**Problem requirements:** In this exercise, return the whole listing exactly, excluding any images.

### Record set ###

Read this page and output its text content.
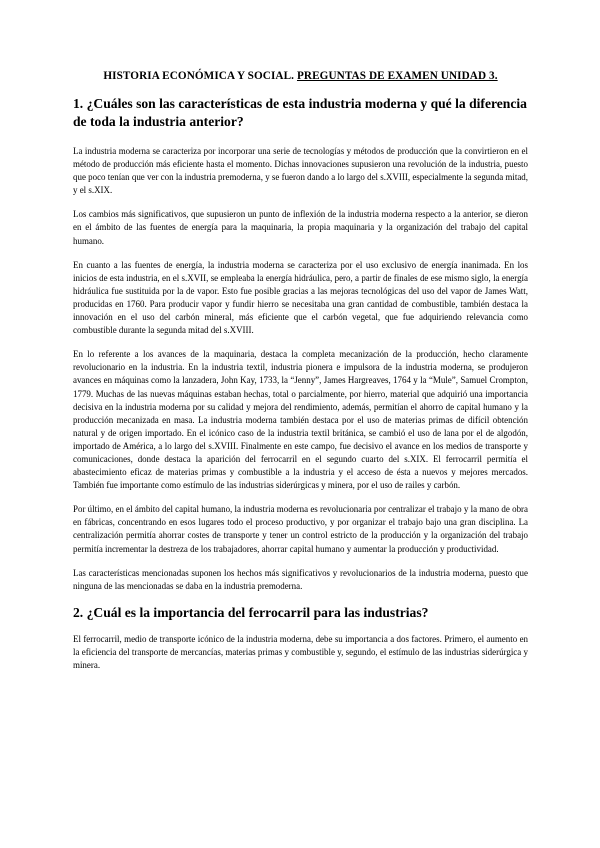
HISTORIA ECONÓMICA Y SOCIAL. PREGUNTAS DE EXAMEN UNIDAD 3.
1. ¿Cuáles son las características de esta industria moderna y qué la diferencia de toda la industria anterior?

La industria moderna se caracteriza por incorporar una serie de tecnologías y métodos de producción que la convirtieron en el método de producción más eficiente hasta el momento. Dichas innovaciones supusieron una revolución de la industria, puesto que poco tenían que ver con la industria premoderna, y se fueron dando a lo largo del s.XVIII, especialmente la segunda mitad, y el s.XIX.

Los cambios más significativos, que supusieron un punto de inflexión de la industria moderna respecto a la anterior, se dieron en el ámbito de las fuentes de energía para la maquinaria, la propia maquinaria y la organización del trabajo del capital humano.

En cuanto a las fuentes de energía, la industria moderna se caracteriza por el uso exclusivo de energía inanimada. En los inicios de esta industria, en el s.XVII, se empleaba la energía hidráulica, pero, a partir de finales de ese mismo siglo, la energía hidráulica fue sustituida por la de vapor. Esto fue posible gracias a las mejoras tecnológicas del uso del vapor de James Watt, producidas en 1760. Para producir vapor y fundir hierro se necesitaba una gran cantidad de combustible, también destaca la innovación en el uso del carbón mineral, más eficiente que el carbón vegetal, que fue adquiriendo relevancia como combustible durante la segunda mitad del s.XVIII.

En lo referente a los avances de la maquinaria, destaca la completa mecanización de la producción, hecho claramente revolucionario en la industria. En la industria textil, industria pionera e impulsora de la industria moderna, se produjeron avances en máquinas como la lanzadera, John Kay, 1733, la “Jenny”, James Hargreaves, 1764 y la “Mule”, Samuel Crompton, 1779. Muchas de las nuevas máquinas estaban hechas, total o parcialmente, por hierro, material que adquirió una importancia decisiva en la industria moderna por su calidad y mejora del rendimiento, además, permitían el ahorro de capital humano y la producción mecanizada en masa. La industria moderna también destaca por el uso de materias primas de difícil obtención natural y de origen importado. En el icónico caso de la industria textil británica, se cambió el uso de lana por el de algodón, importado de América, a lo largo del s.XVIII. Finalmente en este campo, fue decisivo el avance en los medios de transporte y comunicaciones, donde destaca la aparición del ferrocarril en el segundo cuarto del s.XIX. El ferrocarril permitía el abastecimiento eficaz de materias primas y combustible a la industria y el acceso de ésta a nuevos y mejores mercados. También fue importante como estímulo de las industrias siderúrgicas y minera, por el uso de railes y carbón.

Por último, en el ámbito del capital humano, la industria moderna es revolucionaria por centralizar el trabajo y la mano de obra en fábricas, concentrando en esos lugares todo el proceso productivo, y por organizar el trabajo bajo una gran disciplina. La centralización permitía ahorrar costes de transporte y tener un control estricto de la producción y la organización del trabajo permitía incrementar la destreza de los trabajadores, ahorrar capital humano y aumentar la producción y productividad.

Las características mencionadas suponen los hechos más significativos y revolucionarios de la industria moderna, puesto que ninguna de las mencionadas se daba en la industria premoderna.

2. ¿Cuál es la importancia del ferrocarril para las industrias?

El ferrocarril, medio de transporte icónico de la industria moderna, debe su importancia a dos factores. Primero, el aumento en la eficiencia del transporte de mercancías, materias primas y combustible y, segundo, el estímulo de las industrias siderúrgica y minera.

###

**Written solution:**
Read this page and output its text content.
HISTORIA ECONÓMICA Y SOCIAL. PREGUNTAS DE EXAMEN UNIDAD 3.
1. ¿Cuáles son las características de esta industria moderna y qué la diferencia de toda la industria anterior?

La industria moderna se caracteriza por incorporar una serie de tecnologías y métodos de producción que la convirtieron en el método de producción más eficiente hasta el momento. Dichas innovaciones supusieron una revolución de la industria, puesto que poco tenían que ver con la industria premoderna, y se fueron dando a lo largo del s.XVIII, especialmente la segunda mitad, y el s.XIX.

Los cambios más significativos, que supusieron un punto de inflexión de la industria moderna respecto a la anterior, se dieron en el ámbito de las fuentes de energía para la maquinaria, la propia maquinaria y la organización del trabajo del capital humano.

En cuanto a las fuentes de energía, la industria moderna se caracteriza por el uso exclusivo de energía inanimada. En los inicios de esta industria, en el s.XVII, se empleaba la energía hidráulica, pero, a partir de finales de ese mismo siglo, la energía hidráulica fue sustituida por la de vapor. Esto fue posible gracias a las mejoras tecnológicas del uso del vapor de James Watt, producidas en 1760. Para producir vapor y fundir hierro se necesitaba una gran cantidad de combustible, también destaca la innovación en el uso del carbón mineral, más eficiente que el carbón vegetal, que fue adquiriendo relevancia como combustible durante la segunda mitad del s.XVIII.

En lo referente a los avances de la maquinaria, destaca la completa mecanización de la producción, hecho claramente revolucionario en la industria. En la industria textil, industria pionera e impulsora de la industria moderna, se produjeron avances en máquinas como la lanzadera, John Kay, 1733, la “Jenny”, James Hargreaves, 1764 y la “Mule”, Samuel Crompton, 1779. Muchas de las nuevas máquinas estaban hechas, total o parcialmente, por hierro, material que adquirió una importancia decisiva en la industria moderna por su calidad y mejora del rendimiento, además, permitían el ahorro de capital humano y la producción mecanizada en masa. La industria moderna también destaca por el uso de materias primas de difícil obtención natural y de origen importado. En el icónico caso de la industria textil británica, se cambió el uso de lana por el de algodón, importado de América, a lo largo del s.XVIII. Finalmente en este campo, fue decisivo el avance en los medios de transporte y comunicaciones, donde destaca la aparición del ferrocarril en el segundo cuarto del s.XIX. El ferrocarril permitía el abastecimiento eficaz de materias primas y combustible a la industria y el acceso de ésta a nuevos y mejores mercados. También fue importante como estímulo de las industrias siderúrgicas y minera, por el uso de railes y carbón.

Por último, en el ámbito del capital humano, la industria moderna es revolucionaria por centralizar el trabajo y la mano de obra en fábricas, concentrando en esos lugares todo el proceso productivo, y por organizar el trabajo bajo una gran disciplina. La centralización permitía ahorrar costes de transporte y tener un control estricto de la producción y la organización del trabajo permitía incrementar la destreza de los trabajadores, ahorrar capital humano y aumentar la producción y productividad.

Las características mencionadas suponen los hechos más significativos y revolucionarios de la industria moderna, puesto que ninguna de las mencionadas se daba en la industria premoderna.

2. ¿Cuál es la importancia del ferrocarril para las industrias?

El ferrocarril, medio de transporte icónico de la industria moderna, debe su importancia a dos factores. Primero, el aumento en la eficiencia del transporte de mercancías, materias primas y combustible y, segundo, el estímulo de las industrias siderúrgica y minera.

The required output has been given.